- Recorded data:
************

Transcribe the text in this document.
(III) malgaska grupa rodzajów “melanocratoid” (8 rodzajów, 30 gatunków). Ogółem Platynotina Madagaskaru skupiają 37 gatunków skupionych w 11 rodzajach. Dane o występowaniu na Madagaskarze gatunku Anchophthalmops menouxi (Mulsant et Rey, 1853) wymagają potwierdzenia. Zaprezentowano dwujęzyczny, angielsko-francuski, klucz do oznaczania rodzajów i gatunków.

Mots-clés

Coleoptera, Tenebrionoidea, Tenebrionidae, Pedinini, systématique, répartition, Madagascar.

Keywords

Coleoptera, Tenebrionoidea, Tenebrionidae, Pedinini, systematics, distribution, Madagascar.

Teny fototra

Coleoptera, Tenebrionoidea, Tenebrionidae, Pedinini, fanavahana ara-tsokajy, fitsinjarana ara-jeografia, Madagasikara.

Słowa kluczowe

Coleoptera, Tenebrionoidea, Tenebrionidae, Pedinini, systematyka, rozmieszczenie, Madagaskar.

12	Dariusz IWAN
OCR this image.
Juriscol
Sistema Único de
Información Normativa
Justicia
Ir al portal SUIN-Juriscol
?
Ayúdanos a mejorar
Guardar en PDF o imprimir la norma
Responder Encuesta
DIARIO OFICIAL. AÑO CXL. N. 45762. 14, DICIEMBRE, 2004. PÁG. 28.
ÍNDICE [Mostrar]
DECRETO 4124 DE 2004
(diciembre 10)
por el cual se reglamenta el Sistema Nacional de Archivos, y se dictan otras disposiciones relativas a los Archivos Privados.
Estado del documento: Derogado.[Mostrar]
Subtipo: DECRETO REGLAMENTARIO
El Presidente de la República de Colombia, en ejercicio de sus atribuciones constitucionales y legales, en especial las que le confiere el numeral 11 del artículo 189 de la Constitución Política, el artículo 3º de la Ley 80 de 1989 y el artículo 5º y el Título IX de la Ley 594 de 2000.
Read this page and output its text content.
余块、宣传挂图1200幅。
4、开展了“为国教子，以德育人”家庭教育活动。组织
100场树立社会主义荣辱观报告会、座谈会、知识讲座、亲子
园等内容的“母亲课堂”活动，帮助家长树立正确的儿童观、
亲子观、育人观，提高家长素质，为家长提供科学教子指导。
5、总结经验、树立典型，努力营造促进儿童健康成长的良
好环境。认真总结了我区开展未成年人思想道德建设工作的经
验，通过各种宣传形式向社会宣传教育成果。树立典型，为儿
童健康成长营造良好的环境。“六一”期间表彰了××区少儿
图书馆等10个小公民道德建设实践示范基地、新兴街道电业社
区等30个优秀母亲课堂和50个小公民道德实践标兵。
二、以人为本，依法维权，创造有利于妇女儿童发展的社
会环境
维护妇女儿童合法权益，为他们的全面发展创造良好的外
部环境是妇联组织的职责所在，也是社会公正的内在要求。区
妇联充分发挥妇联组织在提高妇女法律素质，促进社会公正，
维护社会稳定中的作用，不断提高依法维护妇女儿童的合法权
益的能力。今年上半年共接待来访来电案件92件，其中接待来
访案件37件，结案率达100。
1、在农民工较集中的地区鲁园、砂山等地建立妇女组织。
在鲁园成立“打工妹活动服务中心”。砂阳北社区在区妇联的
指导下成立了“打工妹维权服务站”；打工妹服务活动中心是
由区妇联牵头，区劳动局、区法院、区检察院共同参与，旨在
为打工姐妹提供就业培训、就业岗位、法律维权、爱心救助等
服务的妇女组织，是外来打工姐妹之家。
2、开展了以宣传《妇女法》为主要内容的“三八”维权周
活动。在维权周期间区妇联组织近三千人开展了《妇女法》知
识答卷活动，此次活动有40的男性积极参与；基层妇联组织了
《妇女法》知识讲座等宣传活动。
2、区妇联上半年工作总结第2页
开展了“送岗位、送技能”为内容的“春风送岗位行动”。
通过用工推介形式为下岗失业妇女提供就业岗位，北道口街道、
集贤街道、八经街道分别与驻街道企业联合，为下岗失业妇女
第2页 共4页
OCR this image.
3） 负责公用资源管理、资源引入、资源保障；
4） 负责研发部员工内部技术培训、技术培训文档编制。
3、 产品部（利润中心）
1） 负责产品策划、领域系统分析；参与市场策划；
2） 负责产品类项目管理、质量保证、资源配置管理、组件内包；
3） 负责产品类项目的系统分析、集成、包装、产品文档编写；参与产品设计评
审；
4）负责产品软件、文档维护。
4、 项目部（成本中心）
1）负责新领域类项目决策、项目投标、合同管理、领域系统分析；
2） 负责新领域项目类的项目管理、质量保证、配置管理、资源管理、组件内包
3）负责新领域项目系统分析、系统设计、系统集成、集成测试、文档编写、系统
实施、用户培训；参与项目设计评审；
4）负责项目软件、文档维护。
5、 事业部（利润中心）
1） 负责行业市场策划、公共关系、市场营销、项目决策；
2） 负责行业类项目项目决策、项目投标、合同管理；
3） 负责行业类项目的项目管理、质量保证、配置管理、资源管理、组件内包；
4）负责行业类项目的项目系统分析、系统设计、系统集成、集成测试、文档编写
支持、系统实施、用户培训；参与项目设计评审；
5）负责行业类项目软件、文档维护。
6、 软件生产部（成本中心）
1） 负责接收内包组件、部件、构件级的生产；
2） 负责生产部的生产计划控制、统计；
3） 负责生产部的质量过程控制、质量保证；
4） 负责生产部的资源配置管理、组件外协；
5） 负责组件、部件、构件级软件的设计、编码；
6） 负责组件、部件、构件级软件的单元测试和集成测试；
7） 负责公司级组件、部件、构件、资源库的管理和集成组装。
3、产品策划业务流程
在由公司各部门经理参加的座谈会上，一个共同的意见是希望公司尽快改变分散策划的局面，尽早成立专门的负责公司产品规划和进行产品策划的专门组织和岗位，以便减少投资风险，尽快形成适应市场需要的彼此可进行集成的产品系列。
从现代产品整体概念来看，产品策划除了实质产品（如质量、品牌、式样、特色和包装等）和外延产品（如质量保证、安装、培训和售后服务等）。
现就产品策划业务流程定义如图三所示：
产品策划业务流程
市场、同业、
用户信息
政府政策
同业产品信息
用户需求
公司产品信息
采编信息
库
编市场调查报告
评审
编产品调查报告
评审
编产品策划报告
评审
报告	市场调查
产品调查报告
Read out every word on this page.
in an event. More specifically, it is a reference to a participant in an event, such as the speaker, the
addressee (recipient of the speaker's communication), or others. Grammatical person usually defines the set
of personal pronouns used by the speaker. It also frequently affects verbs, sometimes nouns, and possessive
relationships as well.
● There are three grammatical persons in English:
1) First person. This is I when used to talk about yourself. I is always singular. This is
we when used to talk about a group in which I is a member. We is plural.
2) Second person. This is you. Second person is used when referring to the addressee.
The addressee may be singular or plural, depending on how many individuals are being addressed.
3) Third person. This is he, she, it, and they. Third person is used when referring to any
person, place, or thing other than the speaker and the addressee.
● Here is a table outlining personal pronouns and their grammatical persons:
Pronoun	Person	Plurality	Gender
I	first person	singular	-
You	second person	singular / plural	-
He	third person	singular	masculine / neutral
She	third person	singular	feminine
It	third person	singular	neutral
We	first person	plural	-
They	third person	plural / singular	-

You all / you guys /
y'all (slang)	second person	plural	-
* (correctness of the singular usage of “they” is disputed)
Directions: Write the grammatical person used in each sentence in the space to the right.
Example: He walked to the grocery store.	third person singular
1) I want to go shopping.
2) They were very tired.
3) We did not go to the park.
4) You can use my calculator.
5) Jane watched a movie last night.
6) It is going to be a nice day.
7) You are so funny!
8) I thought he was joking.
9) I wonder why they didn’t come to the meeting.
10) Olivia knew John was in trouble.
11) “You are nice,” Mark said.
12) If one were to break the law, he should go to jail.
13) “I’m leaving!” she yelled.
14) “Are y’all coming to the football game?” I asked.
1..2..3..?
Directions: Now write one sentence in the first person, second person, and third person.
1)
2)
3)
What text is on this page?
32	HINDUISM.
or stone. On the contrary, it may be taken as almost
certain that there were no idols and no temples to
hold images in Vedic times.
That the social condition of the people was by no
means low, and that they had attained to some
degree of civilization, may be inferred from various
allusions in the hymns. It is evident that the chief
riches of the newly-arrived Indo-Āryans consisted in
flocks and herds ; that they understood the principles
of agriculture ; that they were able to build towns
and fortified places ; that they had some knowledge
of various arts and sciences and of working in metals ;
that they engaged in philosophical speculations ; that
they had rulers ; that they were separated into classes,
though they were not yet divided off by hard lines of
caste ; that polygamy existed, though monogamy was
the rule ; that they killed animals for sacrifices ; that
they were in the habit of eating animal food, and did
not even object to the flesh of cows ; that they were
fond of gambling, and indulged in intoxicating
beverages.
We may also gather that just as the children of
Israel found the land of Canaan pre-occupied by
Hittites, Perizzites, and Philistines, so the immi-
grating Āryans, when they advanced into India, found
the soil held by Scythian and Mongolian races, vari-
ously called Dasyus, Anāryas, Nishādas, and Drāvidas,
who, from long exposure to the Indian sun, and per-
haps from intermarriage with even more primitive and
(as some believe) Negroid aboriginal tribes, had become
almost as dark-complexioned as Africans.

************

- EXERCISE BRIEF: Tally every line of the listing that holds the string "参与项目设计评审", then give the number by itself.

- SOLUTION TO THIS EXERCISE: 2